* [DATA RECORDS]:
— start —

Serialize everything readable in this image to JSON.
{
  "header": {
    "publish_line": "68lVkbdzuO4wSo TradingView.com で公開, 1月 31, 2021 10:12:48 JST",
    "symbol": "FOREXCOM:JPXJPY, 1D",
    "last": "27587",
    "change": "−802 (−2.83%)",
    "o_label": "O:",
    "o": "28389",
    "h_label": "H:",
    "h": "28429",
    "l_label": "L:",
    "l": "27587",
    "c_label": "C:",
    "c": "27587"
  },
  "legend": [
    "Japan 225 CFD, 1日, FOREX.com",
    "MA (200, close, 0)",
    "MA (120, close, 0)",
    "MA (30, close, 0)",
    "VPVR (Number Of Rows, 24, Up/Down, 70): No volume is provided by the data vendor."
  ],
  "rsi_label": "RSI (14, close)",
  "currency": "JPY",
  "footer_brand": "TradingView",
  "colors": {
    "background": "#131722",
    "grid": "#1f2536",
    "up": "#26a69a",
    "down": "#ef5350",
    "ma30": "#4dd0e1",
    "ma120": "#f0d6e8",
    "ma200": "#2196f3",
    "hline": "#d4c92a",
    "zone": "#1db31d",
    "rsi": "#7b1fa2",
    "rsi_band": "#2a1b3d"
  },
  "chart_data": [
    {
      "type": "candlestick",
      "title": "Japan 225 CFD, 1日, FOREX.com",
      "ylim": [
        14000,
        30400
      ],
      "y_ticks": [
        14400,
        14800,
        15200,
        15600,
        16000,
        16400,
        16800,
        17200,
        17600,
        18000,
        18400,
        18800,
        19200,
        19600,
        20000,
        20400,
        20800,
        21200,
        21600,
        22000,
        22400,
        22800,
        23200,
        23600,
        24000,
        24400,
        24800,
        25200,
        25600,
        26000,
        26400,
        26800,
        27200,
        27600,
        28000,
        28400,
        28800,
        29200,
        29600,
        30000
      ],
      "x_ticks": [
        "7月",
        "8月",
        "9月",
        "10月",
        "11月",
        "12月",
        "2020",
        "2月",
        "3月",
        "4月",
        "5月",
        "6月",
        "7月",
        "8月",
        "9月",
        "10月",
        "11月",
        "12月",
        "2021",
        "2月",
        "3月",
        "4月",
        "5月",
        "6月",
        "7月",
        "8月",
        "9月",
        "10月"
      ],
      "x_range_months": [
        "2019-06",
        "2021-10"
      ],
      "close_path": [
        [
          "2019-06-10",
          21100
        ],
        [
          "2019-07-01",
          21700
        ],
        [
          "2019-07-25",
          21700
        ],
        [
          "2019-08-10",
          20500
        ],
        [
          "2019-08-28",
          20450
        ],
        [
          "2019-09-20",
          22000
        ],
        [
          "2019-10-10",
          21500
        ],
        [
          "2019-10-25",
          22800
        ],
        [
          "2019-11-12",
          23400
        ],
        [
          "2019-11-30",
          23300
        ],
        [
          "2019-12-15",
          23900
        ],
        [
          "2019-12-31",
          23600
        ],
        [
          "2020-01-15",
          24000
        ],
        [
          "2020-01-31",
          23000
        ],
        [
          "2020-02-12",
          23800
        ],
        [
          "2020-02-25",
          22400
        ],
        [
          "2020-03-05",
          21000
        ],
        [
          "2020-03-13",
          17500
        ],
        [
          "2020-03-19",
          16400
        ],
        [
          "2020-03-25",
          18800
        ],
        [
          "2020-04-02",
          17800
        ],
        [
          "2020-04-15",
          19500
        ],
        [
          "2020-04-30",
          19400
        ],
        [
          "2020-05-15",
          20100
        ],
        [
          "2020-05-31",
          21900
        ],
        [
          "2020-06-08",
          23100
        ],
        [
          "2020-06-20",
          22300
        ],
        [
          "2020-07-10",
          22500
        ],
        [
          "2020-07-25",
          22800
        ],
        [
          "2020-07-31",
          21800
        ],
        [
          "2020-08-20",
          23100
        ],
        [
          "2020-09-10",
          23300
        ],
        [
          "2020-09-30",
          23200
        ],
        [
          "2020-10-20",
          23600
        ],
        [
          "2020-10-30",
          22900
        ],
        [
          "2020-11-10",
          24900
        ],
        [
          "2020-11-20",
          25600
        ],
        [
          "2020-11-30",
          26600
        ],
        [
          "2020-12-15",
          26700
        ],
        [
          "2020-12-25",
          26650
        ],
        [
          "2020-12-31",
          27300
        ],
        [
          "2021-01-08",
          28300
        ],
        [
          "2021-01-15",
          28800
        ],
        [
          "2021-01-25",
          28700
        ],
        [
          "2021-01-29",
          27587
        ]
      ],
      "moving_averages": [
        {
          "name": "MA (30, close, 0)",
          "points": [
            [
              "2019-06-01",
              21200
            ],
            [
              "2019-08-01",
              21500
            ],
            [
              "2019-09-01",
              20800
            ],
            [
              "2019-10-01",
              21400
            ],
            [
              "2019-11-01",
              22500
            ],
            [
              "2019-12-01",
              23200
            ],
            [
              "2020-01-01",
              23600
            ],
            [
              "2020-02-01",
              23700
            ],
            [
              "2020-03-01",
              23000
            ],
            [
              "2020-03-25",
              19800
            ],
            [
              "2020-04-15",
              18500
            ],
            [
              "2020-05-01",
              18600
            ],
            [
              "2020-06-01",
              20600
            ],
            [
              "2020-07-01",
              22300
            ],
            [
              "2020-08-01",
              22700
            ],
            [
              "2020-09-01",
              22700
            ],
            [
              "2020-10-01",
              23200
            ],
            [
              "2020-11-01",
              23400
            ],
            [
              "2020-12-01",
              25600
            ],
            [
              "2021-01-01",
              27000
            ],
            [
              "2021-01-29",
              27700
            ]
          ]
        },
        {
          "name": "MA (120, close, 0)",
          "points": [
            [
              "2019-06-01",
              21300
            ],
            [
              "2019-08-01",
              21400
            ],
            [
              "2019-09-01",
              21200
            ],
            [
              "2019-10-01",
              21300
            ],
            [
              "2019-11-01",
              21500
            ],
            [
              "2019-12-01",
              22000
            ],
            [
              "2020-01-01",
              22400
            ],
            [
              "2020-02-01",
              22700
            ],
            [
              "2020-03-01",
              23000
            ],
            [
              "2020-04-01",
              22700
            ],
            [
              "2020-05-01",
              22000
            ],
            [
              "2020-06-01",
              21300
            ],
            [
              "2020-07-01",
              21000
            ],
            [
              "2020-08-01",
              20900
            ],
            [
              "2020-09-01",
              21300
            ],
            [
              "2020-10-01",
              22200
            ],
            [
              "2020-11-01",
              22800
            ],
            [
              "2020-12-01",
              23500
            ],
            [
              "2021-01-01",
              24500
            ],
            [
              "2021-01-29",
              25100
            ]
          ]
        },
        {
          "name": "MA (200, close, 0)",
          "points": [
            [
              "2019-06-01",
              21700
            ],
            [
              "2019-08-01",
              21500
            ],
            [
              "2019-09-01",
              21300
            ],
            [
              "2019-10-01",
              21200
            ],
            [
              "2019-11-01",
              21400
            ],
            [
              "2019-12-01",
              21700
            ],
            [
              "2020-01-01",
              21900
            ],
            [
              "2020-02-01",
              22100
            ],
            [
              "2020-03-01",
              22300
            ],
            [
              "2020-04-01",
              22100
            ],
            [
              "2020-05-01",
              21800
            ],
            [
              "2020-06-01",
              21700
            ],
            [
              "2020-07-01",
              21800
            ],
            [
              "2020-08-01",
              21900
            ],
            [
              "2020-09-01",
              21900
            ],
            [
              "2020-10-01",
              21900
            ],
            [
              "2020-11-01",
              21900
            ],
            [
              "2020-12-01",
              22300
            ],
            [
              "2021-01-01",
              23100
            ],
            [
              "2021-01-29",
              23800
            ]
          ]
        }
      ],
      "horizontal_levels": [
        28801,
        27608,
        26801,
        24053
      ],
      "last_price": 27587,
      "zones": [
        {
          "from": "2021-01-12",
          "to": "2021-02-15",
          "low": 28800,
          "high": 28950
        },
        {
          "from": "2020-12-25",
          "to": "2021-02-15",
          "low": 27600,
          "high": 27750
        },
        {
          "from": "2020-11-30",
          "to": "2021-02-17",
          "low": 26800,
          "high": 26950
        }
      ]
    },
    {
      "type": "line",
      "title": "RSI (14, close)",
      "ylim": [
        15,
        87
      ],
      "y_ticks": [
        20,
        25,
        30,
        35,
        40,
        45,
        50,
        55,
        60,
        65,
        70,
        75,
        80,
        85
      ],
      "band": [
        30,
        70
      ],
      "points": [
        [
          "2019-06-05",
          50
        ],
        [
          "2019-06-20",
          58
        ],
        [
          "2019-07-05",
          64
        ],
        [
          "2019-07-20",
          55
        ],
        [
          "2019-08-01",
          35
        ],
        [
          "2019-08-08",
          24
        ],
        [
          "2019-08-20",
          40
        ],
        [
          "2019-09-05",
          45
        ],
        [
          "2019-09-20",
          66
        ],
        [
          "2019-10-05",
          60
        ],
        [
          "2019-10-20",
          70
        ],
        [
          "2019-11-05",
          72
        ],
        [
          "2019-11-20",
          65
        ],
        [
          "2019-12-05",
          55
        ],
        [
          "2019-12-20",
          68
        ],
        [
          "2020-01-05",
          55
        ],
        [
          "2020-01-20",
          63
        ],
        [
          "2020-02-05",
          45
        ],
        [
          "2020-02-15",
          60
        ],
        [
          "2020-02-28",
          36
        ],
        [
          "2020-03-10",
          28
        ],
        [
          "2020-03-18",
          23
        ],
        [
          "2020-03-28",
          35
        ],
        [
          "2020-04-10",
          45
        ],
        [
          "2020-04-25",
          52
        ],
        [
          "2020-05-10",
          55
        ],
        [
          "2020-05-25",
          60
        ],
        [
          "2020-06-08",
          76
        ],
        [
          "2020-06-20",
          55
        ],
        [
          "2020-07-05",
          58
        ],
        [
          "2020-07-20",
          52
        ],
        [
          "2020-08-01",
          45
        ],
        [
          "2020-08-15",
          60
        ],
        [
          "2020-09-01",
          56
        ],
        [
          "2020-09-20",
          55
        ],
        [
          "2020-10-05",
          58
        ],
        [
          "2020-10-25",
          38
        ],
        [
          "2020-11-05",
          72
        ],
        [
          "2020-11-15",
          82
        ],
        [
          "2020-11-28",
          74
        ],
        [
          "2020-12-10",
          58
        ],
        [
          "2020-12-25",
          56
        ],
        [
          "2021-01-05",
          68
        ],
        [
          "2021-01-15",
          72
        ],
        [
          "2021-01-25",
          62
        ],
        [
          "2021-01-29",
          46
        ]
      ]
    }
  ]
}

— end —

* [TO DO]: Lines containing the word "name" are to be tallied; report only the total.

* [FINAL RESULT]: 3